start Dataset excerpts

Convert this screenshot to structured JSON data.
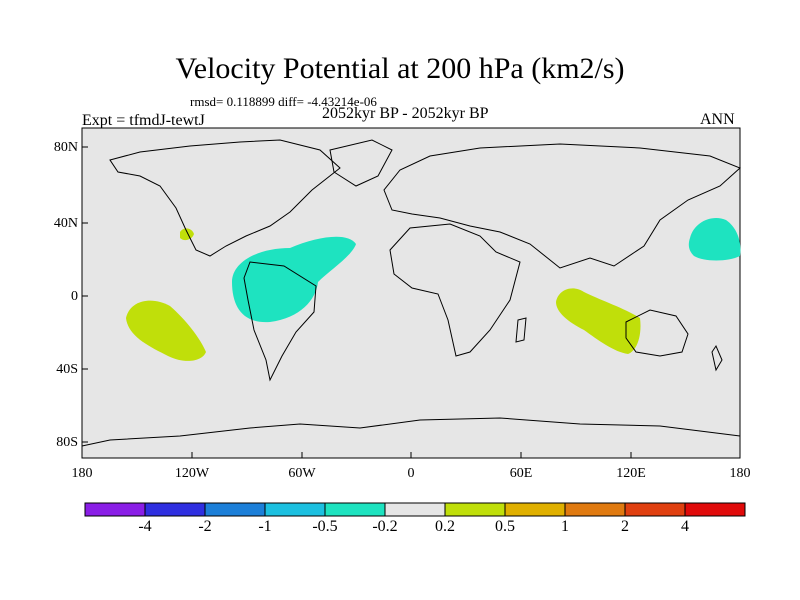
{
  "title": "Velocity Potential at 200 hPa (km2/s)",
  "rmsd_text": "rmsd= 0.118899 diff= -4.43214e-06",
  "left_label": "Expt = tfmdJ-tewtJ",
  "center_label": "2052kyr BP - 2052kyr BP",
  "right_label": "ANN",
  "lat_labels": [
    "80N",
    "40N",
    "0",
    "40S",
    "80S"
  ],
  "lon_labels": [
    "180",
    "120W",
    "60W",
    "0",
    "60E",
    "120E",
    "180"
  ],
  "colorbar": {
    "labels": [
      "-4",
      "-2",
      "-1",
      "-0.5",
      "-0.2",
      "0.2",
      "0.5",
      "1",
      "2",
      "4"
    ],
    "colors": [
      "#8a1ee6",
      "#2f2fe0",
      "#1c7fd8",
      "#1cc0e0",
      "#1ee3c0",
      "#e6e6e6",
      "#c0df0a",
      "#e0b000",
      "#e07a10",
      "#e04010",
      "#e00a0a"
    ]
  },
  "colors": {
    "ocean_bg": "#e6e6e6",
    "negative_fill": "#1ee3c0",
    "positive_fill": "#c0df0a",
    "coastline": "#000000"
  }
}
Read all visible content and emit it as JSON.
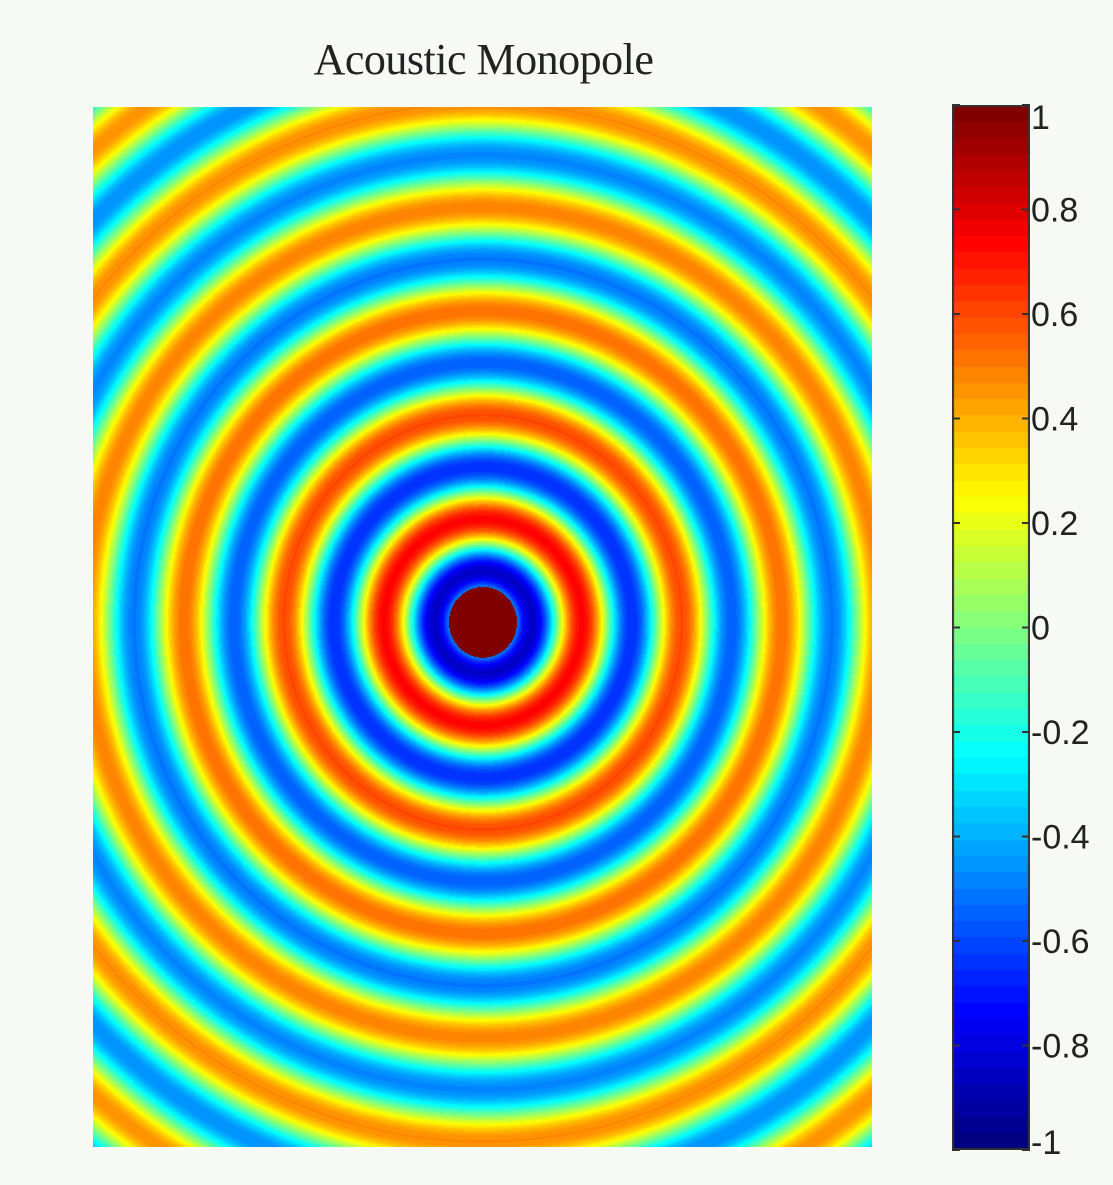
{
  "chart_data": {
    "type": "heatmap",
    "title": "Acoustic Monopole",
    "xlabel": "",
    "ylabel": "",
    "field": "cos(k * r) radial pressure pattern centred on the source",
    "colormap": "jet",
    "colorbar": {
      "range": [
        -1,
        1
      ],
      "levels": 64,
      "ticks": [
        1,
        0.8,
        0.6,
        0.4,
        0.2,
        0,
        -0.2,
        -0.4,
        -0.6,
        -0.8,
        -1
      ],
      "tick_labels": [
        "1",
        "0.8",
        "0.6",
        "0.4",
        "0.2",
        "0",
        "-0.2",
        "-0.4",
        "-0.6",
        "-0.8",
        "-1"
      ],
      "position": "right"
    },
    "source": {
      "x_fraction": 0.5,
      "y_fraction": 0.495
    },
    "wavelength_fraction_of_width": 0.128,
    "grid": false
  }
}
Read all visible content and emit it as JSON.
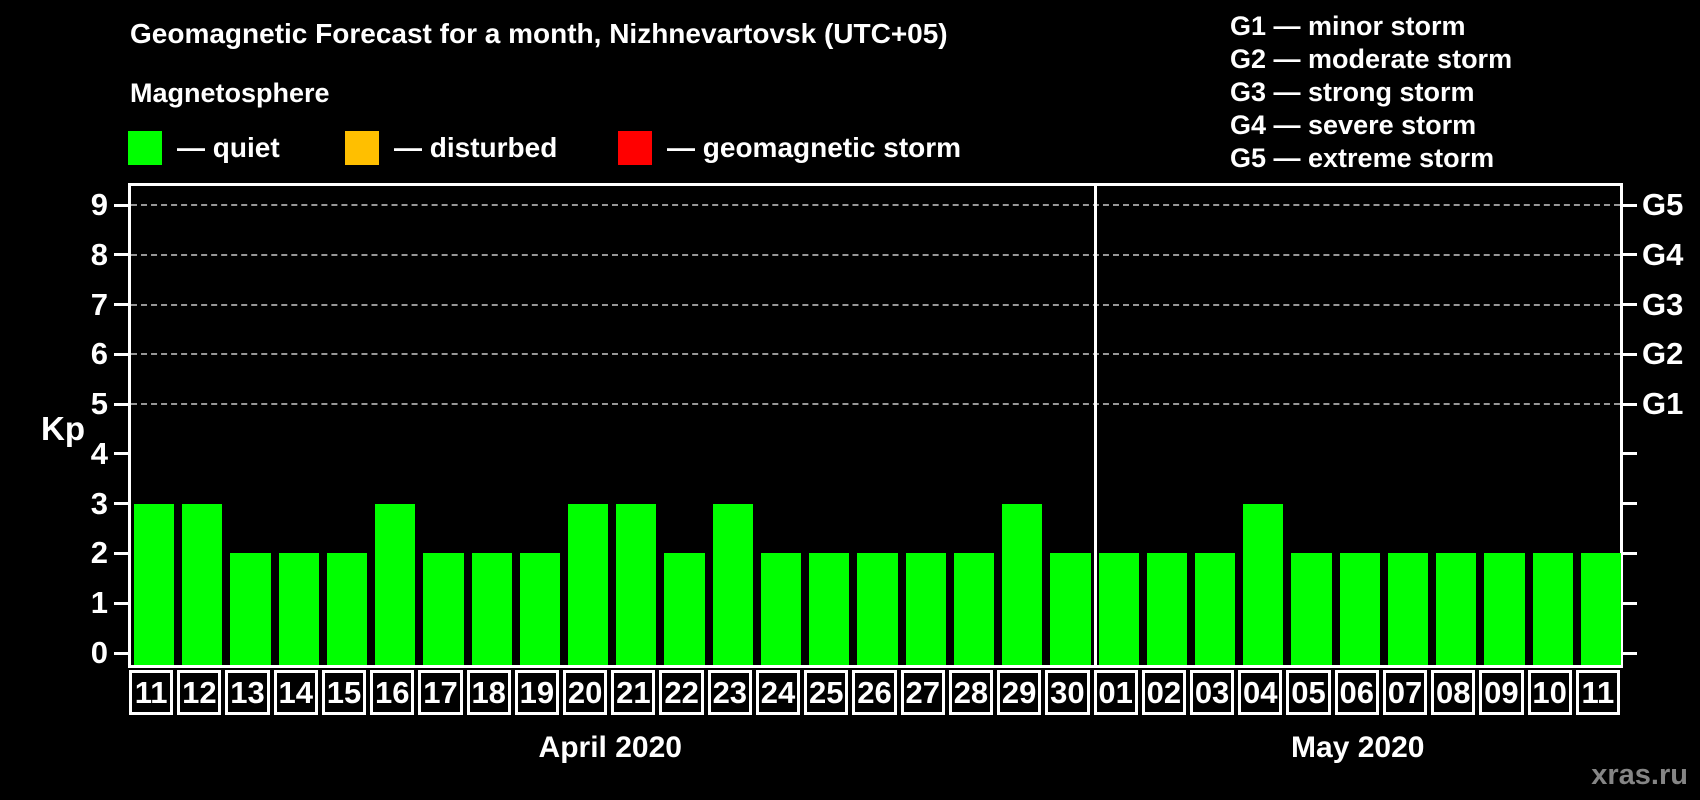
{
  "title": "Geomagnetic Forecast for a month, Nizhnevartovsk (UTC+05)",
  "subtitle": "Magnetosphere",
  "legend": {
    "items": [
      {
        "name": "quiet",
        "label": "— quiet",
        "color": "#00ff00"
      },
      {
        "name": "disturbed",
        "label": "— disturbed",
        "color": "#ffbf00"
      },
      {
        "name": "geomagnetic-storm",
        "label": "— geomagnetic storm",
        "color": "#ff0000"
      }
    ]
  },
  "storm_scale_legend": [
    "G1 — minor storm",
    "G2 — moderate storm",
    "G3 — strong storm",
    "G4 — severe storm",
    "G5 — extreme storm"
  ],
  "watermark": "xras.ru",
  "chart_data": {
    "type": "bar",
    "title": "Geomagnetic Forecast for a month, Nizhnevartovsk (UTC+05)",
    "xlabel": "",
    "ylabel": "Kp",
    "ylim": [
      0,
      9
    ],
    "yticks": [
      0,
      1,
      2,
      3,
      4,
      5,
      6,
      7,
      8,
      9
    ],
    "gridlines_at": [
      5,
      6,
      7,
      8,
      9
    ],
    "grid": "horizontal dashed at Kp 5-9 only",
    "legend_position": "top-left",
    "right_axis": {
      "labels": [
        "G1",
        "G2",
        "G3",
        "G4",
        "G5"
      ],
      "at_kp": [
        5,
        6,
        7,
        8,
        9
      ]
    },
    "categories": [
      "11",
      "12",
      "13",
      "14",
      "15",
      "16",
      "17",
      "18",
      "19",
      "20",
      "21",
      "22",
      "23",
      "24",
      "25",
      "26",
      "27",
      "28",
      "29",
      "30",
      "01",
      "02",
      "03",
      "04",
      "05",
      "06",
      "07",
      "08",
      "09",
      "10",
      "11"
    ],
    "values": [
      3,
      3,
      2,
      2,
      2,
      3,
      2,
      2,
      2,
      3,
      3,
      2,
      3,
      2,
      2,
      2,
      2,
      2,
      3,
      2,
      2,
      2,
      2,
      3,
      2,
      2,
      2,
      2,
      2,
      2,
      2
    ],
    "bar_color": "#00ff00",
    "bar_status_all": "quiet",
    "months": [
      {
        "label": "April 2020",
        "days": 20
      },
      {
        "label": "May 2020",
        "days": 11
      }
    ]
  }
}
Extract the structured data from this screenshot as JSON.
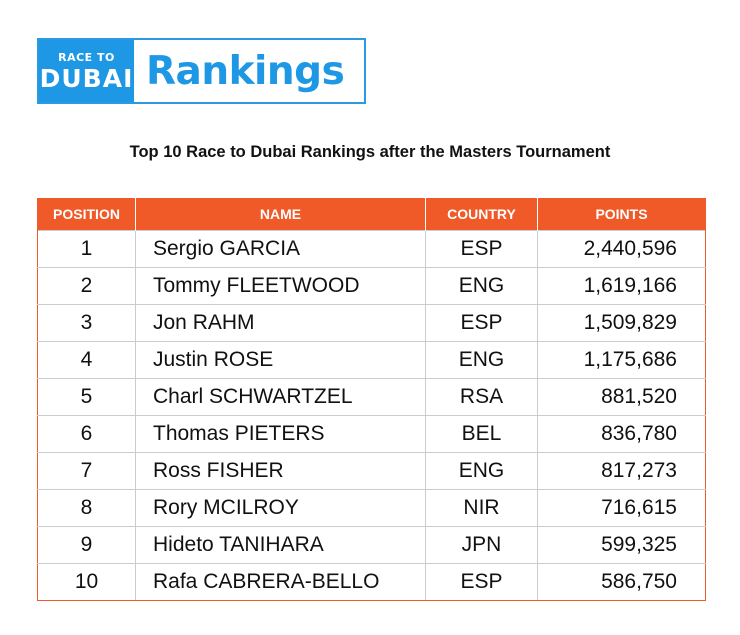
{
  "logo": {
    "race_to": "RACE TO",
    "dubai": "DUBAI",
    "word": "Rankings",
    "brand_color": "#1e97e4"
  },
  "subtitle": "Top 10 Race to Dubai Rankings after the Masters Tournament",
  "accent_color": "#f05a28",
  "table": {
    "headers": [
      "POSITION",
      "NAME",
      "COUNTRY",
      "POINTS"
    ],
    "rows": [
      {
        "position": "1",
        "name": "Sergio GARCIA",
        "country": "ESP",
        "points": "2,440,596"
      },
      {
        "position": "2",
        "name": "Tommy FLEETWOOD",
        "country": "ENG",
        "points": "1,619,166"
      },
      {
        "position": "3",
        "name": "Jon RAHM",
        "country": "ESP",
        "points": "1,509,829"
      },
      {
        "position": "4",
        "name": "Justin ROSE",
        "country": "ENG",
        "points": "1,175,686"
      },
      {
        "position": "5",
        "name": "Charl SCHWARTZEL",
        "country": "RSA",
        "points": "881,520"
      },
      {
        "position": "6",
        "name": "Thomas PIETERS",
        "country": "BEL",
        "points": "836,780"
      },
      {
        "position": "7",
        "name": "Ross FISHER",
        "country": "ENG",
        "points": "817,273"
      },
      {
        "position": "8",
        "name": "Rory MCILROY",
        "country": "NIR",
        "points": "716,615"
      },
      {
        "position": "9",
        "name": "Hideto TANIHARA",
        "country": "JPN",
        "points": "599,325"
      },
      {
        "position": "10",
        "name": "Rafa CABRERA-BELLO",
        "country": "ESP",
        "points": "586,750"
      }
    ]
  }
}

end Dataset excerpts

**Objective:** Print the listing above in full, exactly as written. Omit any pictures.

**Result:**
Convert this screenshot to structured JSON data.
{
  "title": "Velocity Potential at 200 hPa (km2/s)",
  "rmsd_text": "rmsd= 0.118899 diff= -4.43214e-06",
  "left_label": "Expt = tfmdJ-tewtJ",
  "center_label": "2052kyr BP - 2052kyr BP",
  "right_label": "ANN",
  "lat_labels": [
    "80N",
    "40N",
    "0",
    "40S",
    "80S"
  ],
  "lon_labels": [
    "180",
    "120W",
    "60W",
    "0",
    "60E",
    "120E",
    "180"
  ],
  "colorbar": {
    "labels": [
      "-4",
      "-2",
      "-1",
      "-0.5",
      "-0.2",
      "0.2",
      "0.5",
      "1",
      "2",
      "4"
    ],
    "colors": [
      "#8a1ee6",
      "#2f2fe0",
      "#1c7fd8",
      "#1cc0e0",
      "#1ee3c0",
      "#e6e6e6",
      "#c0df0a",
      "#e0b000",
      "#e07a10",
      "#e04010",
      "#e00a0a"
    ]
  },
  "colors": {
    "ocean_bg": "#e6e6e6",
    "negative_fill": "#1ee3c0",
    "positive_fill": "#c0df0a",
    "coastline": "#000000"
  }
}
Read all visible content and emit it as JSON.
{
  "chart_data": {
    "type": "heatmap",
    "title": "Acoustic Monopole",
    "xlabel": "",
    "ylabel": "",
    "field": "cos(k * r) radial pressure pattern centred on the source",
    "colormap": "jet",
    "colorbar": {
      "range": [
        -1,
        1
      ],
      "levels": 64,
      "ticks": [
        1,
        0.8,
        0.6,
        0.4,
        0.2,
        0,
        -0.2,
        -0.4,
        -0.6,
        -0.8,
        -1
      ],
      "tick_labels": [
        "1",
        "0.8",
        "0.6",
        "0.4",
        "0.2",
        "0",
        "-0.2",
        "-0.4",
        "-0.6",
        "-0.8",
        "-1"
      ],
      "position": "right"
    },
    "source": {
      "x_fraction": 0.5,
      "y_fraction": 0.495
    },
    "wavelength_fraction_of_width": 0.128,
    "grid": false
  }
}
Read all visible content and emit it as JSON.
{
  "title": "Geomagnetic Forecast for a month, Nizhnevartovsk (UTC+05)",
  "subtitle": "Magnetosphere",
  "legend": {
    "items": [
      {
        "name": "quiet",
        "label": "— quiet",
        "color": "#00ff00"
      },
      {
        "name": "disturbed",
        "label": "— disturbed",
        "color": "#ffbf00"
      },
      {
        "name": "geomagnetic-storm",
        "label": "— geomagnetic storm",
        "color": "#ff0000"
      }
    ]
  },
  "storm_scale_legend": [
    "G1 — minor storm",
    "G2 — moderate storm",
    "G3 — strong storm",
    "G4 — severe storm",
    "G5 — extreme storm"
  ],
  "watermark": "xras.ru",
  "chart_data": {
    "type": "bar",
    "title": "Geomagnetic Forecast for a month, Nizhnevartovsk (UTC+05)",
    "xlabel": "",
    "ylabel": "Kp",
    "ylim": [
      0,
      9
    ],
    "yticks": [
      0,
      1,
      2,
      3,
      4,
      5,
      6,
      7,
      8,
      9
    ],
    "gridlines_at": [
      5,
      6,
      7,
      8,
      9
    ],
    "grid": "horizontal dashed at Kp 5-9 only",
    "legend_position": "top-left",
    "right_axis": {
      "labels": [
        "G1",
        "G2",
        "G3",
        "G4",
        "G5"
      ],
      "at_kp": [
        5,
        6,
        7,
        8,
        9
      ]
    },
    "categories": [
      "11",
      "12",
      "13",
      "14",
      "15",
      "16",
      "17",
      "18",
      "19",
      "20",
      "21",
      "22",
      "23",
      "24",
      "25",
      "26",
      "27",
      "28",
      "29",
      "30",
      "01",
      "02",
      "03",
      "04",
      "05",
      "06",
      "07",
      "08",
      "09",
      "10",
      "11"
    ],
    "values": [
      3,
      3,
      2,
      2,
      2,
      3,
      2,
      2,
      2,
      3,
      3,
      2,
      3,
      2,
      2,
      2,
      2,
      2,
      3,
      2,
      2,
      2,
      2,
      3,
      2,
      2,
      2,
      2,
      2,
      2,
      2
    ],
    "bar_color": "#00ff00",
    "bar_status_all": "quiet",
    "months": [
      {
        "label": "April 2020",
        "days": 20
      },
      {
        "label": "May 2020",
        "days": 11
      }
    ]
  }
}
Extract the structured data from this screenshot as JSON.
{
  "logo": {
    "race_to": "RACE TO",
    "dubai": "DUBAI",
    "word": "Rankings",
    "brand_color": "#1e97e4"
  },
  "subtitle": "Top 10 Race to Dubai Rankings after the Masters Tournament",
  "accent_color": "#f05a28",
  "table": {
    "headers": [
      "POSITION",
      "NAME",
      "COUNTRY",
      "POINTS"
    ],
    "rows": [
      {
        "position": "1",
        "name": "Sergio GARCIA",
        "country": "ESP",
        "points": "2,440,596"
      },
      {
        "position": "2",
        "name": "Tommy FLEETWOOD",
        "country": "ENG",
        "points": "1,619,166"
      },
      {
        "position": "3",
        "name": "Jon RAHM",
        "country": "ESP",
        "points": "1,509,829"
      },
      {
        "position": "4",
        "name": "Justin ROSE",
        "country": "ENG",
        "points": "1,175,686"
      },
      {
        "position": "5",
        "name": "Charl SCHWARTZEL",
        "country": "RSA",
        "points": "881,520"
      },
      {
        "position": "6",
        "name": "Thomas PIETERS",
        "country": "BEL",
        "points": "836,780"
      },
      {
        "position": "7",
        "name": "Ross FISHER",
        "country": "ENG",
        "points": "817,273"
      },
      {
        "position": "8",
        "name": "Rory MCILROY",
        "country": "NIR",
        "points": "716,615"
      },
      {
        "position": "9",
        "name": "Hideto TANIHARA",
        "country": "JPN",
        "points": "599,325"
      },
      {
        "position": "10",
        "name": "Rafa CABRERA-BELLO",
        "country": "ESP",
        "points": "586,750"
      }
    ]
  }
}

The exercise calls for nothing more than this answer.